WHAT IS REQUIRED:
Below is a listing; reproduce each line of it exactly.

MATERIAL FOR THIS EXERCISE:

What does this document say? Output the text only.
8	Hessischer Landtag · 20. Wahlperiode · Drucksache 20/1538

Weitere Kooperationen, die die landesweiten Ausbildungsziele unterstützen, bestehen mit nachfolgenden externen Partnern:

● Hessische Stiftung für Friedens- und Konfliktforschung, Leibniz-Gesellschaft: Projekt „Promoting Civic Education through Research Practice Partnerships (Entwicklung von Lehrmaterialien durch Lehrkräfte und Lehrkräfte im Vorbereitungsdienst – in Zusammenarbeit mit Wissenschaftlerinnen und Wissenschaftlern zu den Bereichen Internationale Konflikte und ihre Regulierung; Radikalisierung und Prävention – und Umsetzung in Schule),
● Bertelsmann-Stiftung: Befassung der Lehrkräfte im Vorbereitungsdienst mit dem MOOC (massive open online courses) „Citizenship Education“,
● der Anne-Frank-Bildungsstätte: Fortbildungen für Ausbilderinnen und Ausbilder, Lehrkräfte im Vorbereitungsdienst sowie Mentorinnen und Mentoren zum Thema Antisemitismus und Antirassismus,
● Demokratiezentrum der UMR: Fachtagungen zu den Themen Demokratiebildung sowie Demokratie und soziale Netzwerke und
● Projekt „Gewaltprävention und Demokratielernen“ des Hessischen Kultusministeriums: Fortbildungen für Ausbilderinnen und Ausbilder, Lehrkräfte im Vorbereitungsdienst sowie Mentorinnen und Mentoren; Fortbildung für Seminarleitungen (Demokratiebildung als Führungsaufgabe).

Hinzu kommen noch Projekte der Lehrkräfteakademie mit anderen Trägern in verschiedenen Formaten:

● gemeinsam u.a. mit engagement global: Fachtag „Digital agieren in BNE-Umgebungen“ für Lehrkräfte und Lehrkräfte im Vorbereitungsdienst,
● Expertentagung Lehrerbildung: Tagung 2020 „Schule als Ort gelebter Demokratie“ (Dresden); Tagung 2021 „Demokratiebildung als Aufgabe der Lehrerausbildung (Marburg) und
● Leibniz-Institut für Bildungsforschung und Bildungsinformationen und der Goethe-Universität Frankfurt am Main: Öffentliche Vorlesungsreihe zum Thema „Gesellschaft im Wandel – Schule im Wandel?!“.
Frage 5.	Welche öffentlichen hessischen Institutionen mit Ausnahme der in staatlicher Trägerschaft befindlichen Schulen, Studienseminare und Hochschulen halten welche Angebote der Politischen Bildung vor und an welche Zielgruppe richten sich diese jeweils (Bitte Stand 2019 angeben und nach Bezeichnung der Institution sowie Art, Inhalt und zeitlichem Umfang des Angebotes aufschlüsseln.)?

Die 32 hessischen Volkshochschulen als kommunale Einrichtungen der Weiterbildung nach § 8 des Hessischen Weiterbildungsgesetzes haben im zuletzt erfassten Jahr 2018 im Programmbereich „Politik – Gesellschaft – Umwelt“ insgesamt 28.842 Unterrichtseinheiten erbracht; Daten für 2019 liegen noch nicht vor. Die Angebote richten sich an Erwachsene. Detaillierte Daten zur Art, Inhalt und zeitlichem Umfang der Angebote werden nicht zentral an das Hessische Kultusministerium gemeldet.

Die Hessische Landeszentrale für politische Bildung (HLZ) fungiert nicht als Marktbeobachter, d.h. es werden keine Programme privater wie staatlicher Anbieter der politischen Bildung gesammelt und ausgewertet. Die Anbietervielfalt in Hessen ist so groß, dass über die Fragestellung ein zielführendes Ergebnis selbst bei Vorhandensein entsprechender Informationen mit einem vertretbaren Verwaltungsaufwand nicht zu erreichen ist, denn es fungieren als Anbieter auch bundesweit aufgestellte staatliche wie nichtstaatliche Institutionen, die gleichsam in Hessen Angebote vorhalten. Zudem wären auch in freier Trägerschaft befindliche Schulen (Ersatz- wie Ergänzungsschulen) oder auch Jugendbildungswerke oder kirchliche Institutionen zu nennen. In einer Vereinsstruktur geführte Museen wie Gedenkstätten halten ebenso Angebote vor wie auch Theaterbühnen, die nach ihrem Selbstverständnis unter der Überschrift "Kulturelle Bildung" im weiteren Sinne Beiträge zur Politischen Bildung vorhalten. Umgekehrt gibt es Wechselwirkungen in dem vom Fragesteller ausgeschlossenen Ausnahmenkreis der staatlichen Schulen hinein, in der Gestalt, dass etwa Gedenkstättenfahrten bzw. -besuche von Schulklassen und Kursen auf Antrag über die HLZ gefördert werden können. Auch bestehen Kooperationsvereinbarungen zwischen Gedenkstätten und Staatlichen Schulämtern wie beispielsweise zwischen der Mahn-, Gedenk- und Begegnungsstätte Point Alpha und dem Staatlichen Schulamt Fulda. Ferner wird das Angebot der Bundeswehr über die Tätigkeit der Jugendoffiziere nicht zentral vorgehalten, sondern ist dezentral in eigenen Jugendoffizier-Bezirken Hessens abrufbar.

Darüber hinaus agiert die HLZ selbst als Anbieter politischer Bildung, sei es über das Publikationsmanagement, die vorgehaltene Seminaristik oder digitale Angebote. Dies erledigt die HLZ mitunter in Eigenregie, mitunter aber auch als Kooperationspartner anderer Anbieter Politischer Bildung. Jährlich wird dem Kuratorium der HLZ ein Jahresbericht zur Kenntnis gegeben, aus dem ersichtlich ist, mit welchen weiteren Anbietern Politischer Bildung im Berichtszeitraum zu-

SOLUTION TO THIS PROBLEM:
What does this document say? Output the text only.
8	Hessischer Landtag · 20. Wahlperiode · Drucksache 20/1538

Weitere Kooperationen, die die landesweiten Ausbildungsziele unterstützen, bestehen mit nachfolgenden externen Partnern:

● Hessische Stiftung für Friedens- und Konfliktforschung, Leibniz-Gesellschaft: Projekt „Promoting Civic Education through Research Practice Partnerships (Entwicklung von Lehrmaterialien durch Lehrkräfte und Lehrkräfte im Vorbereitungsdienst – in Zusammenarbeit mit Wissenschaftlerinnen und Wissenschaftlern zu den Bereichen Internationale Konflikte und ihre Regulierung; Radikalisierung und Prävention – und Umsetzung in Schule),
● Bertelsmann-Stiftung: Befassung der Lehrkräfte im Vorbereitungsdienst mit dem MOOC (massive open online courses) „Citizenship Education“,
● der Anne-Frank-Bildungsstätte: Fortbildungen für Ausbilderinnen und Ausbilder, Lehrkräfte im Vorbereitungsdienst sowie Mentorinnen und Mentoren zum Thema Antisemitismus und Antirassismus,
● Demokratiezentrum der UMR: Fachtagungen zu den Themen Demokratiebildung sowie Demokratie und soziale Netzwerke und
● Projekt „Gewaltprävention und Demokratielernen“ des Hessischen Kultusministeriums: Fortbildungen für Ausbilderinnen und Ausbilder, Lehrkräfte im Vorbereitungsdienst sowie Mentorinnen und Mentoren; Fortbildung für Seminarleitungen (Demokratiebildung als Führungsaufgabe).

Hinzu kommen noch Projekte der Lehrkräfteakademie mit anderen Trägern in verschiedenen Formaten:

● gemeinsam u.a. mit engagement global: Fachtag „Digital agieren in BNE-Umgebungen“ für Lehrkräfte und Lehrkräfte im Vorbereitungsdienst,
● Expertentagung Lehrerbildung: Tagung 2020 „Schule als Ort gelebter Demokratie“ (Dresden); Tagung 2021 „Demokratiebildung als Aufgabe der Lehrerausbildung (Marburg) und
● Leibniz-Institut für Bildungsforschung und Bildungsinformationen und der Goethe-Universität Frankfurt am Main: Öffentliche Vorlesungsreihe zum Thema „Gesellschaft im Wandel – Schule im Wandel?!“.
Frage 5.	Welche öffentlichen hessischen Institutionen mit Ausnahme der in staatlicher Trägerschaft befindlichen Schulen, Studienseminare und Hochschulen halten welche Angebote der Politischen Bildung vor und an welche Zielgruppe richten sich diese jeweils (Bitte Stand 2019 angeben und nach Bezeichnung der Institution sowie Art, Inhalt und zeitlichem Umfang des Angebotes aufschlüsseln.)?

Die 32 hessischen Volkshochschulen als kommunale Einrichtungen der Weiterbildung nach § 8 des Hessischen Weiterbildungsgesetzes haben im zuletzt erfassten Jahr 2018 im Programmbereich „Politik – Gesellschaft – Umwelt“ insgesamt 28.842 Unterrichtseinheiten erbracht; Daten für 2019 liegen noch nicht vor. Die Angebote richten sich an Erwachsene. Detaillierte Daten zur Art, Inhalt und zeitlichem Umfang der Angebote werden nicht zentral an das Hessische Kultusministerium gemeldet.

Die Hessische Landeszentrale für politische Bildung (HLZ) fungiert nicht als Marktbeobachter, d.h. es werden keine Programme privater wie staatlicher Anbieter der politischen Bildung gesammelt und ausgewertet. Die Anbietervielfalt in Hessen ist so groß, dass über die Fragestellung ein zielführendes Ergebnis selbst bei Vorhandensein entsprechender Informationen mit einem vertretbaren Verwaltungsaufwand nicht zu erreichen ist, denn es fungieren als Anbieter auch bundesweit aufgestellte staatliche wie nichtstaatliche Institutionen, die gleichsam in Hessen Angebote vorhalten. Zudem wären auch in freier Trägerschaft befindliche Schulen (Ersatz- wie Ergänzungsschulen) oder auch Jugendbildungswerke oder kirchliche Institutionen zu nennen. In einer Vereinsstruktur geführte Museen wie Gedenkstätten halten ebenso Angebote vor wie auch Theaterbühnen, die nach ihrem Selbstverständnis unter der Überschrift "Kulturelle Bildung" im weiteren Sinne Beiträge zur Politischen Bildung vorhalten. Umgekehrt gibt es Wechselwirkungen in dem vom Fragesteller ausgeschlossenen Ausnahmenkreis der staatlichen Schulen hinein, in der Gestalt, dass etwa Gedenkstättenfahrten bzw. -besuche von Schulklassen und Kursen auf Antrag über die HLZ gefördert werden können. Auch bestehen Kooperationsvereinbarungen zwischen Gedenkstätten und Staatlichen Schulämtern wie beispielsweise zwischen der Mahn-, Gedenk- und Begegnungsstätte Point Alpha und dem Staatlichen Schulamt Fulda. Ferner wird das Angebot der Bundeswehr über die Tätigkeit der Jugendoffiziere nicht zentral vorgehalten, sondern ist dezentral in eigenen Jugendoffizier-Bezirken Hessens abrufbar.

Darüber hinaus agiert die HLZ selbst als Anbieter politischer Bildung, sei es über das Publikationsmanagement, die vorgehaltene Seminaristik oder digitale Angebote. Dies erledigt die HLZ mitunter in Eigenregie, mitunter aber auch als Kooperationspartner anderer Anbieter Politischer Bildung. Jährlich wird dem Kuratorium der HLZ ein Jahresbericht zur Kenntnis gegeben, aus dem ersichtlich ist, mit welchen weiteren Anbietern Politischer Bildung im Berichtszeitraum zu-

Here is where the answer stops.